• Written instruction
Return every line below in which "screenshot" appears.

• Record list
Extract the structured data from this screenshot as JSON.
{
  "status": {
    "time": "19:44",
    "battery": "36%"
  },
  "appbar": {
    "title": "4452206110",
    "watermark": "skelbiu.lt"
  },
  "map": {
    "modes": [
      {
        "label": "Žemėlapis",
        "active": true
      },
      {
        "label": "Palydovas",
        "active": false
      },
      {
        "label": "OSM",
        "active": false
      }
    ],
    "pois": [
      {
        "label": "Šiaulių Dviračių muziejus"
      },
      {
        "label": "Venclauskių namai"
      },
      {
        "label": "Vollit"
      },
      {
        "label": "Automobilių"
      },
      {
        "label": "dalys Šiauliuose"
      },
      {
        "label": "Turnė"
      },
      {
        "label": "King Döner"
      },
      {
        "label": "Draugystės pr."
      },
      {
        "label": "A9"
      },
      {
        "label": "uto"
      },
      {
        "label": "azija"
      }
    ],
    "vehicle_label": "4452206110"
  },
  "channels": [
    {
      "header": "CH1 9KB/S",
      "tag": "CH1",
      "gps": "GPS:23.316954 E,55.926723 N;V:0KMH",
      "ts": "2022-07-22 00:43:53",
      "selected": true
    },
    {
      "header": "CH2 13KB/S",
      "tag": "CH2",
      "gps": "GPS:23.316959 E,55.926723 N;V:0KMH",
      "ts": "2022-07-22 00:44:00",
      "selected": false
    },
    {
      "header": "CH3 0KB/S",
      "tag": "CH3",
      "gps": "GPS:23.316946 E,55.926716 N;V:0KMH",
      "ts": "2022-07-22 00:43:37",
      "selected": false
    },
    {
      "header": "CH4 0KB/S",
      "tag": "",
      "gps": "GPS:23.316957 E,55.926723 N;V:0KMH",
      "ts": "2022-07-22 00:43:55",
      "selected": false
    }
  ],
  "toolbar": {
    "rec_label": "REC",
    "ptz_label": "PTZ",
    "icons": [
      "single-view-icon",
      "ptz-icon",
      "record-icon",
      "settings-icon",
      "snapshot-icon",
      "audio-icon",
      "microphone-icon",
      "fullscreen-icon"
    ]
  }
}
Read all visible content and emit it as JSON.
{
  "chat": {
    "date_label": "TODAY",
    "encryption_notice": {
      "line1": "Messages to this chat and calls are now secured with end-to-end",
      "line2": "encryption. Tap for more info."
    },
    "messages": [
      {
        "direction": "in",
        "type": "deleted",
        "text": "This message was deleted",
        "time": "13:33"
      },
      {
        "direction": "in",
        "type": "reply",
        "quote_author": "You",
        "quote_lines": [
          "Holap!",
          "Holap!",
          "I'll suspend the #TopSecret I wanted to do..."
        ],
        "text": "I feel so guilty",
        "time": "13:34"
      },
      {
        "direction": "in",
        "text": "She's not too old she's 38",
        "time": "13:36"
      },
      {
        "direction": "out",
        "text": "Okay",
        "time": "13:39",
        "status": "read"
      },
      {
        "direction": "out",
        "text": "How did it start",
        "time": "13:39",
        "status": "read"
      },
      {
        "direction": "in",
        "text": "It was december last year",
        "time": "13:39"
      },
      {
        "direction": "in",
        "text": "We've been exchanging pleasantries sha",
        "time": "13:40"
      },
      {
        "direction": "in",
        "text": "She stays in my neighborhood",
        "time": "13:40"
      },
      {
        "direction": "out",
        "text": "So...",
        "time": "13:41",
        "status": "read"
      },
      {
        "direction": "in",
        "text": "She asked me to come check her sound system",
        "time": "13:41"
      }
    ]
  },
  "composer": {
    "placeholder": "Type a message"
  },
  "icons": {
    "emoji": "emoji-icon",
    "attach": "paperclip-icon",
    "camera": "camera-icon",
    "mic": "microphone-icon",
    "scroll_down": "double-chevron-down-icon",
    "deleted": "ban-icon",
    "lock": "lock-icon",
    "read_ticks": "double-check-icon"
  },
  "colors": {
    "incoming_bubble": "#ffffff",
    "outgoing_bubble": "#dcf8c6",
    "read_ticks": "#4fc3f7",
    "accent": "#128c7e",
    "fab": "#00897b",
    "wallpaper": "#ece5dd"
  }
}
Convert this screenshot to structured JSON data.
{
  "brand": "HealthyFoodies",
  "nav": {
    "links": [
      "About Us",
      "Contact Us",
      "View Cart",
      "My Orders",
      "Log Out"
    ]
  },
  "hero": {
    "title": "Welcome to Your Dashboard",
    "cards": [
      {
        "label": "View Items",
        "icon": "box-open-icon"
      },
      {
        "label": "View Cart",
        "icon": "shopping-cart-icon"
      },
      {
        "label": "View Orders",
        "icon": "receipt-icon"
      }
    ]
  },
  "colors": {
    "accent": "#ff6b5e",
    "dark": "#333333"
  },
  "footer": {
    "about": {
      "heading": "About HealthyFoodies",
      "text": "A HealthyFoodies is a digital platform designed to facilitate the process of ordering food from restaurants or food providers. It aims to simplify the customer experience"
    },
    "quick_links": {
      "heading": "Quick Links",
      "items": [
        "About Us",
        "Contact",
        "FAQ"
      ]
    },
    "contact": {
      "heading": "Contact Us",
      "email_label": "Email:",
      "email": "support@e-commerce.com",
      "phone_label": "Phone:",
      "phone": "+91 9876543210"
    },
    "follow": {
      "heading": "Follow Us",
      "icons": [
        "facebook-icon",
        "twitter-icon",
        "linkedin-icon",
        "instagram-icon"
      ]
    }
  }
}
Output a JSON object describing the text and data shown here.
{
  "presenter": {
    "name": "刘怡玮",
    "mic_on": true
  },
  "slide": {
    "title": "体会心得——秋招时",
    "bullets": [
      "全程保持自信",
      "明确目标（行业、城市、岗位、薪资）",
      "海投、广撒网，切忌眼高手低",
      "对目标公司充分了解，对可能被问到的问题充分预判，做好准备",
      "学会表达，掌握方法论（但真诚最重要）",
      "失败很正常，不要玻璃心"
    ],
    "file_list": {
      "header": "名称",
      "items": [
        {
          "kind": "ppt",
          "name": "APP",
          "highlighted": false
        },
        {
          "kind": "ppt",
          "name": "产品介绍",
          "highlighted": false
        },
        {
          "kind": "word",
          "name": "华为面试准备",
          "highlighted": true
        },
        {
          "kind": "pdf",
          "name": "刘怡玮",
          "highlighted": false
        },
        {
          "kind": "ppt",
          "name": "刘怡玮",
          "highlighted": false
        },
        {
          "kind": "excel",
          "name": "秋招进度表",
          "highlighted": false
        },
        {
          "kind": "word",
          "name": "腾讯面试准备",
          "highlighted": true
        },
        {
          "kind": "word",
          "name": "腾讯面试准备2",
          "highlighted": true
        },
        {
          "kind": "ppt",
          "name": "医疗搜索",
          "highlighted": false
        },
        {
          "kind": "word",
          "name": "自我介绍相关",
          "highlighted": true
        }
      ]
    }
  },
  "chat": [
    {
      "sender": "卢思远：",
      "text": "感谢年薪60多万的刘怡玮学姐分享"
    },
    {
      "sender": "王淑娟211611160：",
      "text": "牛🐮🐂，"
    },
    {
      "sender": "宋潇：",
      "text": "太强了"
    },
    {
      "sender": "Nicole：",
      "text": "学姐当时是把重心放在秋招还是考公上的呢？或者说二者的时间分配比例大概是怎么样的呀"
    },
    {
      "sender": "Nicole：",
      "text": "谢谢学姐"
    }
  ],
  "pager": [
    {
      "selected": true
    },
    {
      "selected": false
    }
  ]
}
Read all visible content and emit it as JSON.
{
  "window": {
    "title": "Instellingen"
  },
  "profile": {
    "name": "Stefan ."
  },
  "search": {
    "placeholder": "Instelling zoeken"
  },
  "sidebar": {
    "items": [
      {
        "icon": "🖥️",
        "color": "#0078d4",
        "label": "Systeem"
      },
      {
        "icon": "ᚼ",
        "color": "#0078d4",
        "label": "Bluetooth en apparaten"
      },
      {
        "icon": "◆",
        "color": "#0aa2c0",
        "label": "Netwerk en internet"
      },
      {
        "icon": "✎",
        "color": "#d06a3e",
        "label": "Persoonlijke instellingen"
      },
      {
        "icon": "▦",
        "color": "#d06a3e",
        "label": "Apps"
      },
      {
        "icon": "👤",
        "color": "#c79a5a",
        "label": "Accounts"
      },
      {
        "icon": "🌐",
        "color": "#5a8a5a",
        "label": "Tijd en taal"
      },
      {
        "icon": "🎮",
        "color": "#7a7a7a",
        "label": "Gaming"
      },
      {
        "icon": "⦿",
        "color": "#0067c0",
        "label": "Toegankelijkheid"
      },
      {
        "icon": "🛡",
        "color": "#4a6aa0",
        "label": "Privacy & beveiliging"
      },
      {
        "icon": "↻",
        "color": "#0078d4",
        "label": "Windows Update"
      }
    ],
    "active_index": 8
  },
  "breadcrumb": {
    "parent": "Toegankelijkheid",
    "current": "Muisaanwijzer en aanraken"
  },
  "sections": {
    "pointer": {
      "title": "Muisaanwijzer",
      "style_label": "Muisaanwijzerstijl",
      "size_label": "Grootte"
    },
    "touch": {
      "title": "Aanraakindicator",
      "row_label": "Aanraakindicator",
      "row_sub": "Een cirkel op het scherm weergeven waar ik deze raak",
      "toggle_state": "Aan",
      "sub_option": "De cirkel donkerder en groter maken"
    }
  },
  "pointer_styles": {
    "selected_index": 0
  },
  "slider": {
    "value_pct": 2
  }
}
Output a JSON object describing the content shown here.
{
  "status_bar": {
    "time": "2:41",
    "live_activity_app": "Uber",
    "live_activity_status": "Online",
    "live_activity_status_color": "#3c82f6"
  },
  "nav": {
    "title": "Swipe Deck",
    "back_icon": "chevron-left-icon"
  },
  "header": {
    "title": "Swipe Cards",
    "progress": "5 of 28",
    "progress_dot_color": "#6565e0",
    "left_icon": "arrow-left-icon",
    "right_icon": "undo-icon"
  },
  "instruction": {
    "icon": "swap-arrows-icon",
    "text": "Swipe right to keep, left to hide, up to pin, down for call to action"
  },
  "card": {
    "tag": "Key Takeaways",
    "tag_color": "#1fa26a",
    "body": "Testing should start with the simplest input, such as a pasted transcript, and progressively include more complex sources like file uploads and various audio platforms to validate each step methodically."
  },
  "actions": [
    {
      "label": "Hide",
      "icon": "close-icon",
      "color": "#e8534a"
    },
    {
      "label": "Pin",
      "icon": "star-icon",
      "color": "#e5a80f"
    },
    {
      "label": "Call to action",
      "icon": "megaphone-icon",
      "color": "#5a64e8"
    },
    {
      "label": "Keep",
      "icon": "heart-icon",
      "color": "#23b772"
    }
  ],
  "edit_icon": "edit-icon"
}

• Correct answer
Extract the structured data from this screenshot as JSON.
Convert this screenshot to structured JSON data.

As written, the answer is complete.